▸ The problem
Report how many lines contain "true", with no other words.

## Begin Data to use

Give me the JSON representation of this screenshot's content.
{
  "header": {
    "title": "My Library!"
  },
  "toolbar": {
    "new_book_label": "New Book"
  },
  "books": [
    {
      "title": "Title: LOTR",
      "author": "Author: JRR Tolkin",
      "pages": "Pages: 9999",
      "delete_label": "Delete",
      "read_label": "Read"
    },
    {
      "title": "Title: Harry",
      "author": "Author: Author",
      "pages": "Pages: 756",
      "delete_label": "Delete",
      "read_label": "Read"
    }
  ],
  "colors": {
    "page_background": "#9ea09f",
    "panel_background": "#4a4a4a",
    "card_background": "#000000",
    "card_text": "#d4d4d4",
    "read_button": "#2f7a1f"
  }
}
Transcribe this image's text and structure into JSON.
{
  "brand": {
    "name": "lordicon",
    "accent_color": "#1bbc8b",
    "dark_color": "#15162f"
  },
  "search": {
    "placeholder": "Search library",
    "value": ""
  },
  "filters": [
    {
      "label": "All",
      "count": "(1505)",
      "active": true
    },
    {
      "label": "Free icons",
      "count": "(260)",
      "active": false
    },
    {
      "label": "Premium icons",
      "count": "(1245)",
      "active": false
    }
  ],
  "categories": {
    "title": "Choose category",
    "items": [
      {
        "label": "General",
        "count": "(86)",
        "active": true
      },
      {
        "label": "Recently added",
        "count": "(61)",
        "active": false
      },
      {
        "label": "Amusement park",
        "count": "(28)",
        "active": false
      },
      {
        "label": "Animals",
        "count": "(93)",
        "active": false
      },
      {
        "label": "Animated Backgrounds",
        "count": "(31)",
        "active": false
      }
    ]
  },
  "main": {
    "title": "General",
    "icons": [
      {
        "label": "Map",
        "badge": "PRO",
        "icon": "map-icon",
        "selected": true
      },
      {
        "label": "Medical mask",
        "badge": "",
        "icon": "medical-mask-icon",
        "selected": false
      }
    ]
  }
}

## End Data to use

▸ Full answer
3